Figure record listings

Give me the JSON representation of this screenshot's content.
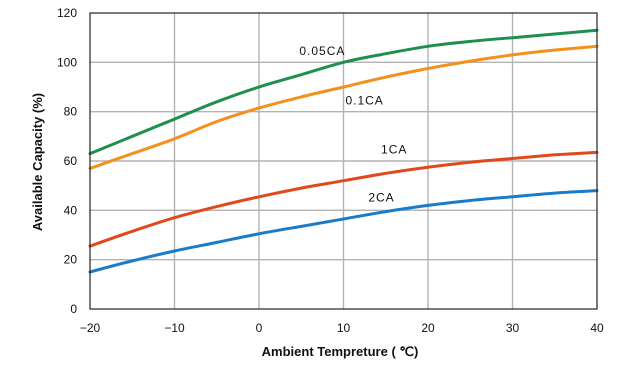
{
  "chart_data": {
    "type": "line",
    "xlabel": "Ambient Tempreture ( ℃)",
    "ylabel": "Available Capacity (%)",
    "xlim": [
      -20,
      40
    ],
    "ylim": [
      0,
      120
    ],
    "xticks": [
      "−20",
      "−10",
      "0",
      "10",
      "20",
      "30",
      "40"
    ],
    "yticks": [
      "0",
      "20",
      "40",
      "60",
      "80",
      "100",
      "120"
    ],
    "grid": true,
    "series": [
      {
        "name": "0.05CA",
        "color": "#1f8f4e",
        "x": [
          -20,
          -15,
          -10,
          -5,
          0,
          5,
          10,
          15,
          20,
          25,
          30,
          35,
          40
        ],
        "y": [
          63,
          70,
          77,
          84,
          90,
          95,
          100,
          103.5,
          106.5,
          108.5,
          110,
          111.5,
          113
        ]
      },
      {
        "name": "0.1CA",
        "color": "#f3901e",
        "x": [
          -20,
          -15,
          -10,
          -5,
          0,
          5,
          10,
          15,
          20,
          25,
          30,
          35,
          40
        ],
        "y": [
          57,
          63,
          69,
          76,
          81.5,
          86,
          90,
          94,
          97.5,
          100.5,
          103,
          105,
          106.5
        ]
      },
      {
        "name": "1CA",
        "color": "#e04a1b",
        "x": [
          -20,
          -15,
          -10,
          -5,
          0,
          5,
          10,
          15,
          20,
          25,
          30,
          35,
          40
        ],
        "y": [
          25.5,
          31.5,
          37,
          41.5,
          45.5,
          49,
          52,
          55,
          57.5,
          59.5,
          61,
          62.5,
          63.5
        ]
      },
      {
        "name": "2CA",
        "color": "#1a7cc9",
        "x": [
          -20,
          -15,
          -10,
          -5,
          0,
          5,
          10,
          15,
          20,
          25,
          30,
          35,
          40
        ],
        "y": [
          15,
          19.5,
          23.5,
          27,
          30.5,
          33.5,
          36.5,
          39.5,
          42,
          44,
          45.5,
          47,
          48
        ]
      }
    ]
  }
}
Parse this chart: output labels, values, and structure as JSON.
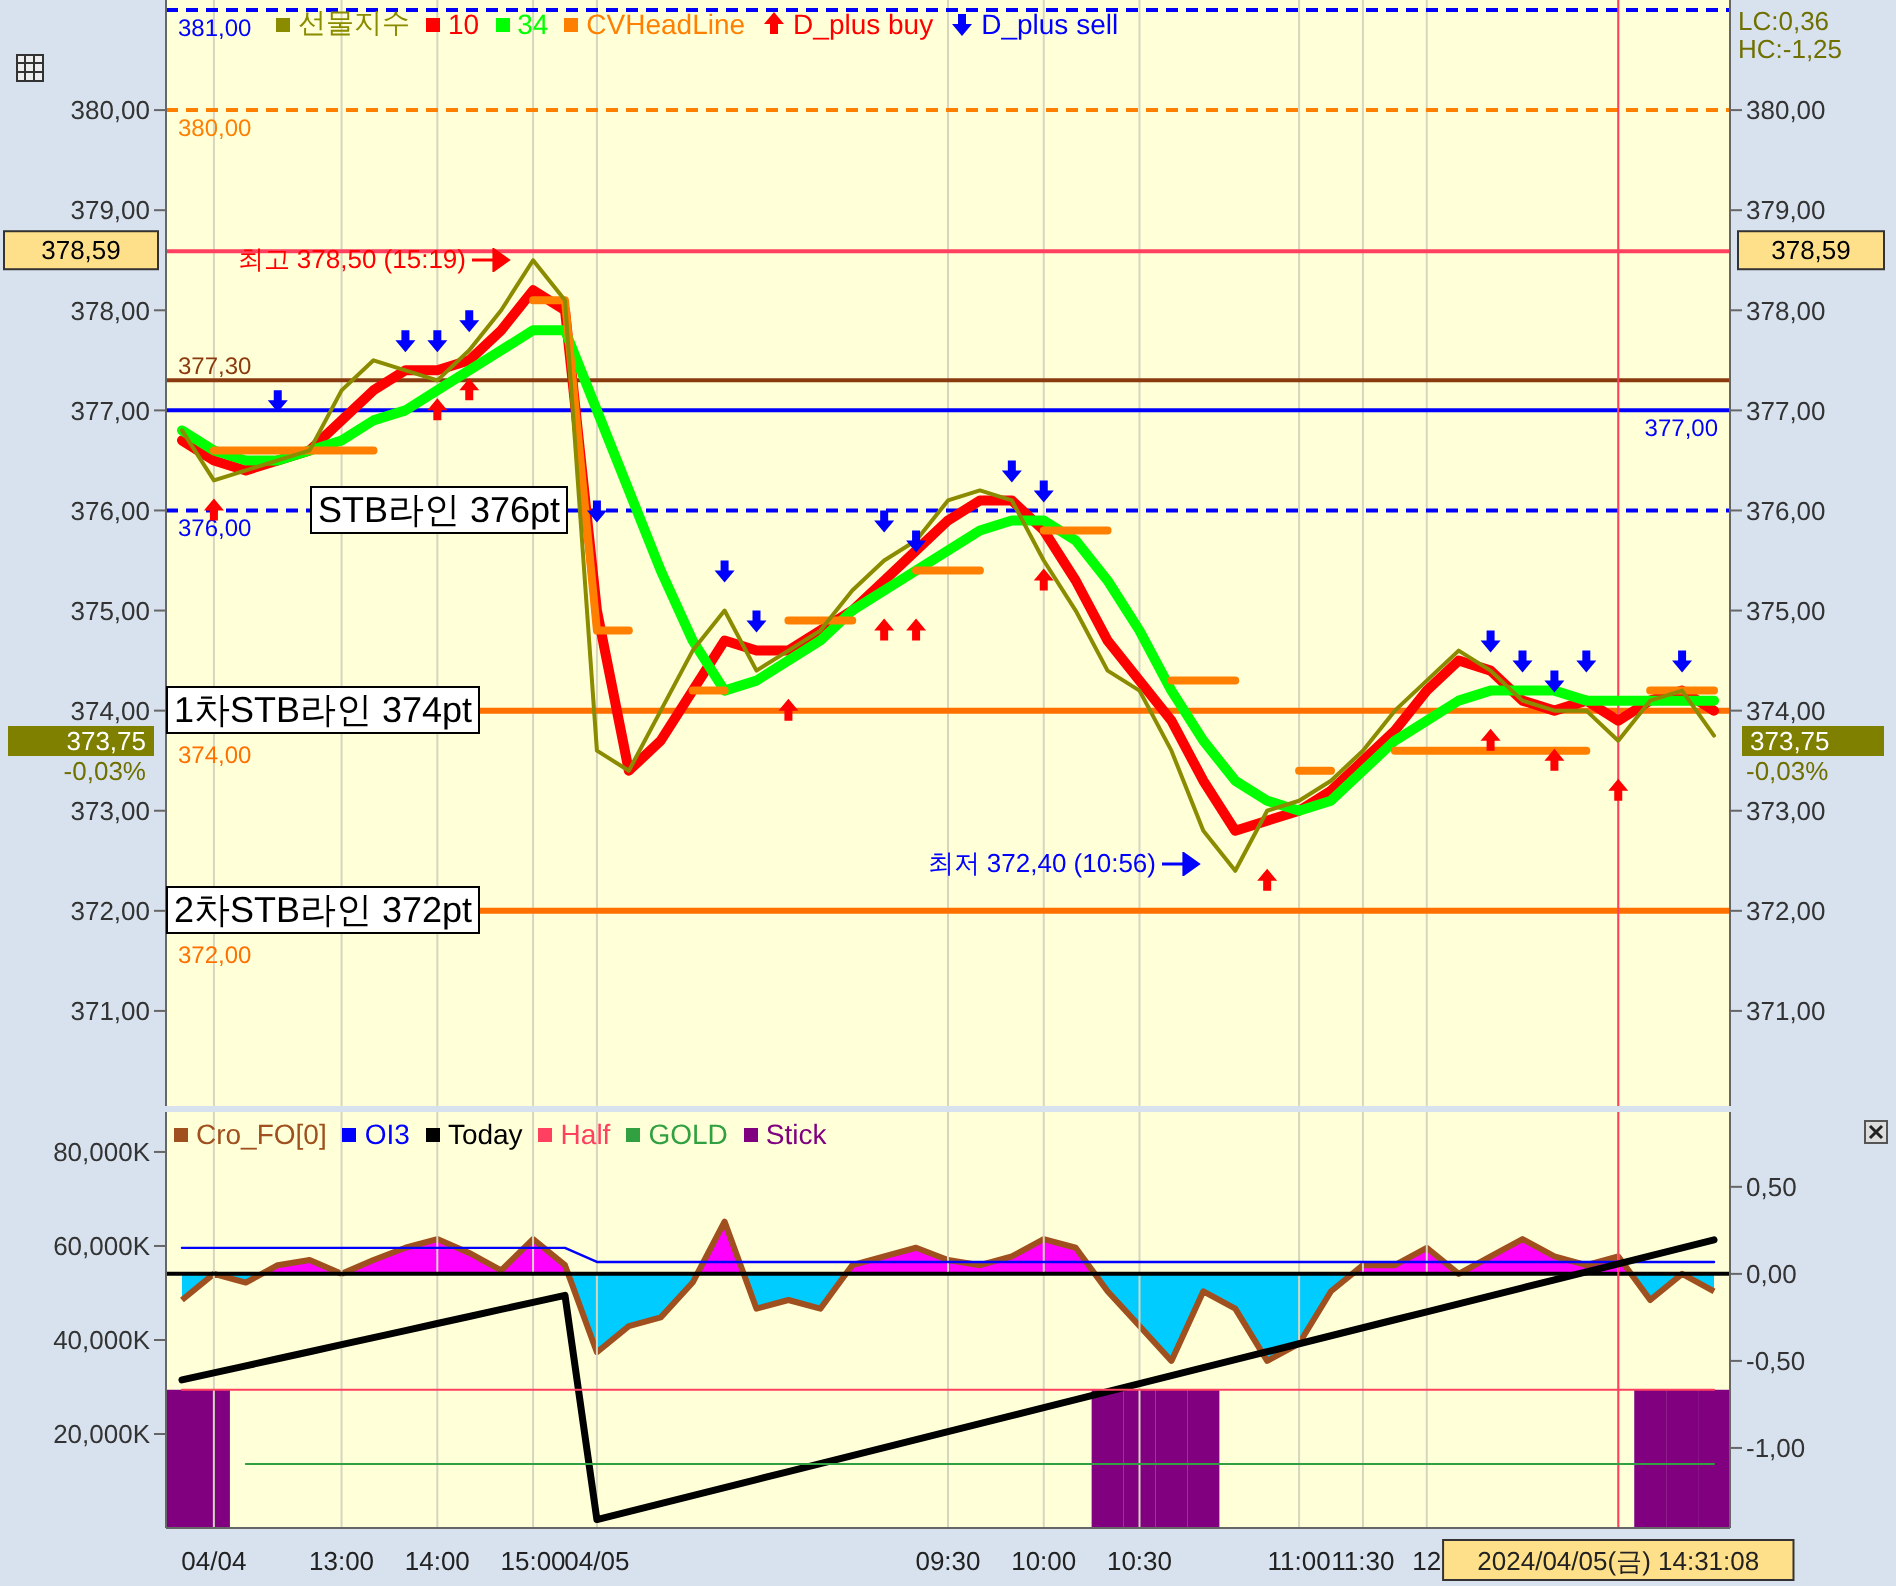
{
  "chart_data": [
    {
      "type": "line",
      "legend": "top left",
      "tick_labels": "y",
      "grid": "x",
      "categories": [
        null,
        "04/04",
        null,
        null,
        null,
        "13:00",
        null,
        null,
        "14:00",
        null,
        null,
        "15:00",
        null,
        "04/05",
        null,
        null,
        null,
        null,
        null,
        null,
        null,
        null,
        null,
        null,
        "09:30",
        null,
        null,
        "10:00",
        null,
        null,
        "10:30",
        null,
        null,
        null,
        null,
        "11:00",
        null,
        "11:30",
        null,
        "12",
        null,
        null,
        null,
        null,
        null,
        "2024/04/05(금) 14:31:08",
        null,
        null,
        null
      ],
      "ylim": [
        370.05,
        381.1
      ],
      "yticks": [
        {
          "value": 371,
          "label": "371,00"
        },
        {
          "value": 372,
          "label": "372,00"
        },
        {
          "value": 373,
          "label": "373,00"
        },
        {
          "value": 374,
          "label": "374,00"
        },
        {
          "value": 375,
          "label": "375,00"
        },
        {
          "value": 376,
          "label": "376,00"
        },
        {
          "value": 377,
          "label": "377,00"
        },
        {
          "value": 378,
          "label": "378,00"
        },
        {
          "value": 379,
          "label": "379,00"
        },
        {
          "value": 380,
          "label": "380,00"
        }
      ],
      "y2lim": [
        370.05,
        381.1
      ],
      "y2ticks": [
        {
          "value": 371,
          "label": "371,00"
        },
        {
          "value": 372,
          "label": "372,00"
        },
        {
          "value": 373,
          "label": "373,00"
        },
        {
          "value": 374,
          "label": "374,00"
        },
        {
          "value": 375,
          "label": "375,00"
        },
        {
          "value": 376,
          "label": "376,00"
        },
        {
          "value": 377,
          "label": "377,00"
        },
        {
          "value": 378,
          "label": "378,00"
        },
        {
          "value": 379,
          "label": "379,00"
        },
        {
          "value": 380,
          "label": "380,00"
        }
      ],
      "series": [
        {
          "name": "선물지수",
          "color": "#8b8b00",
          "values": [
            376.8,
            376.3,
            376.4,
            376.5,
            376.6,
            377.2,
            377.5,
            377.4,
            377.3,
            377.6,
            378.0,
            378.5,
            378.1,
            373.6,
            373.4,
            374.0,
            374.6,
            375.0,
            374.4,
            374.6,
            374.8,
            375.2,
            375.5,
            375.7,
            376.1,
            376.2,
            376.1,
            375.5,
            375.0,
            374.4,
            374.2,
            373.6,
            372.8,
            372.4,
            373.0,
            373.1,
            373.3,
            373.6,
            374.0,
            374.3,
            374.6,
            374.4,
            374.1,
            374.0,
            374.0,
            373.7,
            374.1,
            374.2,
            373.75
          ]
        },
        {
          "name": "10",
          "color": "#ff0000",
          "values": [
            376.7,
            376.5,
            376.4,
            376.5,
            376.6,
            376.9,
            377.2,
            377.4,
            377.4,
            377.5,
            377.8,
            378.2,
            378.0,
            375.0,
            373.4,
            373.7,
            374.2,
            374.7,
            374.6,
            374.6,
            374.8,
            375.0,
            375.3,
            375.6,
            375.9,
            376.1,
            376.1,
            375.8,
            375.3,
            374.7,
            374.3,
            373.9,
            373.3,
            372.8,
            372.9,
            373.0,
            373.2,
            373.5,
            373.8,
            374.2,
            374.5,
            374.4,
            374.1,
            374.0,
            374.1,
            373.9,
            374.1,
            374.2,
            374.0
          ]
        },
        {
          "name": "34",
          "color": "#00ff00",
          "values": [
            376.8,
            376.6,
            376.5,
            376.5,
            376.6,
            376.7,
            376.9,
            377.0,
            377.2,
            377.4,
            377.6,
            377.8,
            377.8,
            377.0,
            376.2,
            375.4,
            374.7,
            374.2,
            374.3,
            374.5,
            374.7,
            375.0,
            375.2,
            375.4,
            375.6,
            375.8,
            375.9,
            375.9,
            375.7,
            375.3,
            374.8,
            374.2,
            373.7,
            373.3,
            373.1,
            373.0,
            373.1,
            373.4,
            373.7,
            373.9,
            374.1,
            374.2,
            374.2,
            374.2,
            374.1,
            374.1,
            374.1,
            374.1,
            374.1
          ]
        },
        {
          "name": "CVHeadLine",
          "color": "#ff8000",
          "values": [
            null,
            376.6,
            376.6,
            376.6,
            376.6,
            376.6,
            376.6,
            null,
            null,
            null,
            null,
            378.1,
            378.1,
            374.8,
            374.8,
            null,
            374.2,
            374.2,
            null,
            374.9,
            374.9,
            374.9,
            null,
            375.4,
            375.4,
            375.4,
            null,
            375.8,
            375.8,
            375.8,
            null,
            374.3,
            374.3,
            374.3,
            null,
            373.4,
            373.4,
            null,
            373.6,
            373.6,
            373.6,
            373.6,
            373.6,
            373.6,
            373.6,
            null,
            374.2,
            374.2,
            374.2
          ]
        },
        {
          "name": "D_plus buy",
          "type": "scatter",
          "marker": "triangle",
          "color": "#ff0000",
          "values": [
            null,
            376.0,
            null,
            null,
            null,
            null,
            null,
            null,
            377.0,
            377.2,
            null,
            null,
            null,
            null,
            null,
            null,
            null,
            null,
            null,
            374.0,
            null,
            null,
            374.8,
            374.8,
            null,
            null,
            null,
            375.3,
            null,
            null,
            null,
            null,
            null,
            null,
            372.3,
            null,
            null,
            null,
            null,
            null,
            null,
            373.7,
            null,
            373.5,
            null,
            373.2,
            null,
            null,
            null
          ]
        },
        {
          "name": "D_plus sell",
          "type": "scatter",
          "marker": "triangle",
          "color": "#0000ff",
          "values": [
            null,
            null,
            null,
            377.1,
            null,
            null,
            null,
            377.7,
            377.7,
            377.9,
            null,
            null,
            null,
            376.0,
            null,
            null,
            null,
            375.4,
            374.9,
            null,
            null,
            null,
            375.9,
            375.7,
            null,
            null,
            376.4,
            376.2,
            null,
            null,
            null,
            null,
            null,
            null,
            null,
            null,
            null,
            null,
            null,
            null,
            null,
            374.7,
            374.5,
            374.3,
            374.5,
            null,
            null,
            374.5,
            null
          ]
        }
      ],
      "ref_lines": [
        {
          "axis": "y",
          "value": 381,
          "label": "381,00",
          "color": "#0000ff",
          "line_style": "dashed"
        },
        {
          "axis": "y",
          "value": 380,
          "label": "380,00",
          "color": "#ff8000",
          "line_style": "dashed"
        },
        {
          "axis": "y",
          "value": 378.59,
          "label": "378,59",
          "color": "#ff4060"
        },
        {
          "axis": "y",
          "value": 377.3,
          "label": "377,30",
          "color": "#8b3a0f"
        },
        {
          "axis": "y",
          "value": 377,
          "label": "377,00",
          "color": "#0000ff"
        },
        {
          "axis": "y",
          "value": 376,
          "label": "376,00",
          "color": "#0000ff",
          "line_style": "dashed"
        },
        {
          "axis": "y",
          "value": 374,
          "label": "374,00",
          "color": "#ff7000"
        },
        {
          "axis": "y",
          "value": 372,
          "label": "372,00",
          "color": "#ff7000"
        },
        {
          "axis": "x",
          "value": "2024/04/05(금) 14:31:08",
          "color": "#ff4060"
        }
      ],
      "annotations": [
        {
          "text": "최고 378,50 (15:19)",
          "y": 378.5
        },
        "최저 372,40 (10:56)",
        {
          "text": "STB라인 376pt",
          "y": 376
        },
        {
          "text": "1차STB라인 374pt",
          "y": 374
        },
        {
          "text": "2차STB라인 372pt",
          "y": 372
        },
        "373,75",
        "-0,03%",
        "LC:0,36",
        "HC:-1,25"
      ]
    },
    {
      "type": "line",
      "legend": "top left",
      "grid": "x",
      "categories": [
        null,
        "04/04",
        null,
        null,
        null,
        "13:00",
        null,
        null,
        "14:00",
        null,
        null,
        "15:00",
        null,
        "04/05",
        null,
        null,
        null,
        null,
        null,
        null,
        null,
        null,
        null,
        null,
        "09:30",
        null,
        null,
        "10:00",
        null,
        null,
        "10:30",
        null,
        null,
        null,
        null,
        "11:00",
        null,
        "11:30",
        null,
        "12",
        null,
        null,
        null,
        null,
        null,
        "2024/04/05(금) 14:31:08",
        null,
        null,
        null
      ],
      "ylim": [
        0,
        88500
      ],
      "yticks": [
        {
          "value": 20000,
          "label": "20,000K"
        },
        {
          "value": 40000,
          "label": "40,000K"
        },
        {
          "value": 60000,
          "label": "60,000K"
        },
        {
          "value": 80000,
          "label": "80,000K"
        }
      ],
      "y2lim": [
        -1.46,
        0.93
      ],
      "y2ticks": [
        {
          "value": -1,
          "label": "-1,00"
        },
        {
          "value": -0.5,
          "label": "-0,50"
        },
        {
          "value": 0,
          "label": "0,00"
        },
        {
          "value": 0.5,
          "label": "0,50"
        }
      ],
      "series": [
        {
          "name": "Cro_FO[0]",
          "type": "area",
          "axis": "y2",
          "color": "#a0501e",
          "values": [
            -0.15,
            0.0,
            -0.05,
            0.05,
            0.08,
            0.0,
            0.08,
            0.15,
            0.2,
            0.12,
            0.02,
            0.2,
            0.05,
            -0.45,
            -0.3,
            -0.25,
            -0.05,
            0.3,
            -0.2,
            -0.15,
            -0.2,
            0.05,
            0.1,
            0.15,
            0.08,
            0.05,
            0.1,
            0.2,
            0.15,
            -0.1,
            -0.3,
            -0.5,
            -0.1,
            -0.2,
            -0.5,
            -0.4,
            -0.1,
            0.05,
            0.05,
            0.15,
            0.0,
            0.1,
            0.2,
            0.1,
            0.05,
            0.1,
            -0.15,
            0.0,
            -0.1
          ]
        },
        {
          "name": "OI3",
          "color": "#0000ff",
          "values": [
            59600,
            59600,
            59600,
            59600,
            59600,
            59600,
            59600,
            59600,
            59600,
            59600,
            59600,
            59600,
            59600,
            56600,
            56600,
            56600,
            56600,
            56600,
            56600,
            56600,
            56600,
            56600,
            56600,
            56600,
            56600,
            56600,
            56600,
            56600,
            56600,
            56600,
            56600,
            56600,
            56600,
            56600,
            56600,
            56600,
            56600,
            56600,
            56600,
            56600,
            56600,
            56600,
            56600,
            56600,
            56600,
            56600,
            56600,
            56600,
            56600
          ]
        },
        {
          "name": "Today",
          "color": "#000000",
          "values": [
            31500,
            33000,
            34500,
            36000,
            37500,
            39000,
            40500,
            42000,
            43500,
            45000,
            46500,
            48000,
            49500,
            1800,
            3500,
            5200,
            6900,
            8600,
            10300,
            12000,
            13700,
            15400,
            17100,
            18800,
            20500,
            22200,
            23900,
            25600,
            27300,
            29000,
            30700,
            32400,
            34100,
            35800,
            37500,
            39200,
            40900,
            42600,
            44300,
            46000,
            47700,
            49400,
            51100,
            52800,
            54500,
            56200,
            57900,
            59600,
            61300
          ]
        },
        {
          "name": "Half",
          "color": "#ff4060",
          "values": [
            29400,
            29400,
            29400,
            29400,
            29400,
            29400,
            29400,
            29400,
            29400,
            29400,
            29400,
            29400,
            29400,
            29400,
            29400,
            29400,
            29400,
            29400,
            29400,
            29400,
            29400,
            29400,
            29400,
            29400,
            29400,
            29400,
            29400,
            29400,
            29400,
            29400,
            29400,
            29400,
            29400,
            29400,
            29400,
            29400,
            29400,
            29400,
            29400,
            29400,
            29400,
            29400,
            29400,
            29400,
            29400,
            29400,
            29400,
            29400,
            29400
          ]
        },
        {
          "name": "GOLD",
          "color": "#30a040",
          "values": [
            null,
            null,
            13600,
            13600,
            13600,
            13600,
            13600,
            13600,
            13600,
            13600,
            13600,
            13600,
            13600,
            13600,
            13600,
            13600,
            13600,
            13600,
            13600,
            13600,
            13600,
            13600,
            13600,
            13600,
            13600,
            13600,
            13600,
            13600,
            13600,
            13600,
            13600,
            13600,
            13600,
            13600,
            13600,
            13600,
            13600,
            13600,
            13600,
            13600,
            13600,
            13600,
            13600,
            13600,
            13600,
            13600,
            13600,
            13600,
            13600
          ]
        },
        {
          "name": "Stick",
          "type": "bar",
          "color": "#800080",
          "values": [
            29400,
            29400,
            null,
            null,
            null,
            null,
            null,
            null,
            null,
            null,
            null,
            null,
            null,
            null,
            null,
            null,
            null,
            null,
            null,
            null,
            null,
            null,
            null,
            null,
            null,
            null,
            null,
            null,
            null,
            29400,
            29400,
            29400,
            29400,
            null,
            null,
            null,
            null,
            null,
            null,
            null,
            null,
            null,
            null,
            null,
            null,
            null,
            29400,
            29400,
            29400
          ]
        }
      ],
      "ref_lines": [
        {
          "axis": "y2",
          "value": 0,
          "color": "#000000"
        },
        {
          "axis": "x",
          "value": "2024/04/05(금) 14:31:08",
          "color": "#ff4060"
        }
      ]
    }
  ]
}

• _EXERCISE DESCRIPTION_
Search the entries for the word "type" and gather every line where it appears.

• _THE OUTPUT_
    "type": "line",
      "type": "line",
          "type": "scatter",
          "type": "scatter",
      "type": "line",
          "type": "area",
          "type": "bar",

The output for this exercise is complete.